Collected data
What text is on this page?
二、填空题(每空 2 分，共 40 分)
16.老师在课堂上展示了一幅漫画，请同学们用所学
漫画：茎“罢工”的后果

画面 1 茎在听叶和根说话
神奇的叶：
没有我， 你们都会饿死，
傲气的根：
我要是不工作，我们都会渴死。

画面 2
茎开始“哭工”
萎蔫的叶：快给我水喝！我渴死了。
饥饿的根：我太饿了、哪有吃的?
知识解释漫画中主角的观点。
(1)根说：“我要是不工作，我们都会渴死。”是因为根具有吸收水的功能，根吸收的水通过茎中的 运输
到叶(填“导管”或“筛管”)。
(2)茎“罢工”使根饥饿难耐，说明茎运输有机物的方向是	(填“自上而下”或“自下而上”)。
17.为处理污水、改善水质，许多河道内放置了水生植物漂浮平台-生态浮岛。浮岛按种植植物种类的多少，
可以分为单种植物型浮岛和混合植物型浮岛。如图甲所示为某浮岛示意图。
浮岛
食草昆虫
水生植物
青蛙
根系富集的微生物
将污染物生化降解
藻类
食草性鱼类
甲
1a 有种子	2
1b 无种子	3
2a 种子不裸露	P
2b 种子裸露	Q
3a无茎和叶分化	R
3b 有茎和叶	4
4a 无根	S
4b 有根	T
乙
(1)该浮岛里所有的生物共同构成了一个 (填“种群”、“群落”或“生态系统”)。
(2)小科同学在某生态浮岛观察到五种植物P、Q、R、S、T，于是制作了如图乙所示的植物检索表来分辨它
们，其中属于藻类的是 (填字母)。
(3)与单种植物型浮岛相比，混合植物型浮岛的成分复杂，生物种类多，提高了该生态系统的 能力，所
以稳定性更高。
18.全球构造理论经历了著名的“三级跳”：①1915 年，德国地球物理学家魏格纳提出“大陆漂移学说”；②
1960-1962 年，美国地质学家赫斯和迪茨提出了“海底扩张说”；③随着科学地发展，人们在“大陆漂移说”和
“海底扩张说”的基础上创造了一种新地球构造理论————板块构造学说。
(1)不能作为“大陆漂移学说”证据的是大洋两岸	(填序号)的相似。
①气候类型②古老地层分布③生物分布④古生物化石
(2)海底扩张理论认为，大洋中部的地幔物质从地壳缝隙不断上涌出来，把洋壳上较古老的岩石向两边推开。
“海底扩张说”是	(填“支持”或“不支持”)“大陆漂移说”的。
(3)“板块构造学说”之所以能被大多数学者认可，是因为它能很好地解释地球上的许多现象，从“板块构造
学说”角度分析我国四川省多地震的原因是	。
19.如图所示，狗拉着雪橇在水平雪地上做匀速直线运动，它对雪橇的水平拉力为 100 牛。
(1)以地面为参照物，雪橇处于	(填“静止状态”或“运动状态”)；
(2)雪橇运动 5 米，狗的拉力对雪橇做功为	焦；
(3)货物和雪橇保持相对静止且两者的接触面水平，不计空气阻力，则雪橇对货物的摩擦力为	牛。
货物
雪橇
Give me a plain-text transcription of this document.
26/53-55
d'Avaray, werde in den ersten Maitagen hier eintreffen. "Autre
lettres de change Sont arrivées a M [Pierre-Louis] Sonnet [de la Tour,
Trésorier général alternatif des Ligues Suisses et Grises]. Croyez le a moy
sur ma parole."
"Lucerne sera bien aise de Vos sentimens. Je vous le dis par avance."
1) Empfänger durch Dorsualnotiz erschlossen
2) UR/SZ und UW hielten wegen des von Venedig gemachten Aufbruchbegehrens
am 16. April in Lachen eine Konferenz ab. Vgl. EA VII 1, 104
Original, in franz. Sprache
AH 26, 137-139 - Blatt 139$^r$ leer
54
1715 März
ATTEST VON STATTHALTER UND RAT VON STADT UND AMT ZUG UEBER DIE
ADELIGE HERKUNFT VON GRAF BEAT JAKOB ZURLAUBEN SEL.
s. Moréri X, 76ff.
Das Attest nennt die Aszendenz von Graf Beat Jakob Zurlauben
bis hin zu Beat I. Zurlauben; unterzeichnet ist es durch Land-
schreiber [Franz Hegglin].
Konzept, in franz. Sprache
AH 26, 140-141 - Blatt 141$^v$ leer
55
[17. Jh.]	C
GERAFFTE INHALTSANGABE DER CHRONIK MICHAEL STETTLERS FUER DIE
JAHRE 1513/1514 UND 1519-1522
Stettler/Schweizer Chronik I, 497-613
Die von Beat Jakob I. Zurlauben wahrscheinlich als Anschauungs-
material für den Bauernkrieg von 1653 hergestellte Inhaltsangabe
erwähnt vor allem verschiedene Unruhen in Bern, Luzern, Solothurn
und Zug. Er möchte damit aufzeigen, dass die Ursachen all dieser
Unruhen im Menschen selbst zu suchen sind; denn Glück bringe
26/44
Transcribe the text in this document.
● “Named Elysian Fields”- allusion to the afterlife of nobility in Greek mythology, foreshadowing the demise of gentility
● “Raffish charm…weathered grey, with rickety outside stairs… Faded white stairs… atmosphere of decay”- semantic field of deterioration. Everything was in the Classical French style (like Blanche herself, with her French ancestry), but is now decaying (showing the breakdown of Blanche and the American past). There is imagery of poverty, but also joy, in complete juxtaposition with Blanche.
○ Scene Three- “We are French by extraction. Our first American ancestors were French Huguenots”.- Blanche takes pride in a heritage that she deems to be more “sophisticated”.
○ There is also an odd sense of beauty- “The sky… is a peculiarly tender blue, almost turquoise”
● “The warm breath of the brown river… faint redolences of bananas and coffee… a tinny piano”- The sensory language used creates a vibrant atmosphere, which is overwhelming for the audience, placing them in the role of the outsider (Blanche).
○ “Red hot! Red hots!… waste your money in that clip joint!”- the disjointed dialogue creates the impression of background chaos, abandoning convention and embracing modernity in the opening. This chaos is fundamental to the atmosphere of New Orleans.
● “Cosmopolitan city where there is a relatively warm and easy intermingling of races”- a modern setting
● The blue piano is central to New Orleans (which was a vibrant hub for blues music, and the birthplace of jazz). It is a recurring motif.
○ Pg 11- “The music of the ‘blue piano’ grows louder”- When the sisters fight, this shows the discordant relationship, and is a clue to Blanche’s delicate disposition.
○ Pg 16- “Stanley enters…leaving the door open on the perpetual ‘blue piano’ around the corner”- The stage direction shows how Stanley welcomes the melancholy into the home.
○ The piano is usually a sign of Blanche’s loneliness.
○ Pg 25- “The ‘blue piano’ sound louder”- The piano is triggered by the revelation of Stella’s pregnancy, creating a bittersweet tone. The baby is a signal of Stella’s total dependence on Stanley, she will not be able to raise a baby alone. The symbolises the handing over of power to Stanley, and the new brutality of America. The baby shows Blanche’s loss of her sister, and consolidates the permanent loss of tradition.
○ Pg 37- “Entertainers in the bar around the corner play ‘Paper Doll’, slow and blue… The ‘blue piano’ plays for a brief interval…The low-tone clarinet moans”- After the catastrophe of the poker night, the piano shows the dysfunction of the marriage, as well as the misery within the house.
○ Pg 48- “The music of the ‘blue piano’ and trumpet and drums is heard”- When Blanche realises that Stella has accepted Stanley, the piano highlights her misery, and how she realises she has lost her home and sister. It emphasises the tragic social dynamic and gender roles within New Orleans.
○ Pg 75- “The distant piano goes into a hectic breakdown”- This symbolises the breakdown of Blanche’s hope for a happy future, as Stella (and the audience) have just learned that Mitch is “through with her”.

Task
From the data above, work out how many lines hold "corner". Answer with the number alone.

Reply to the exercise
2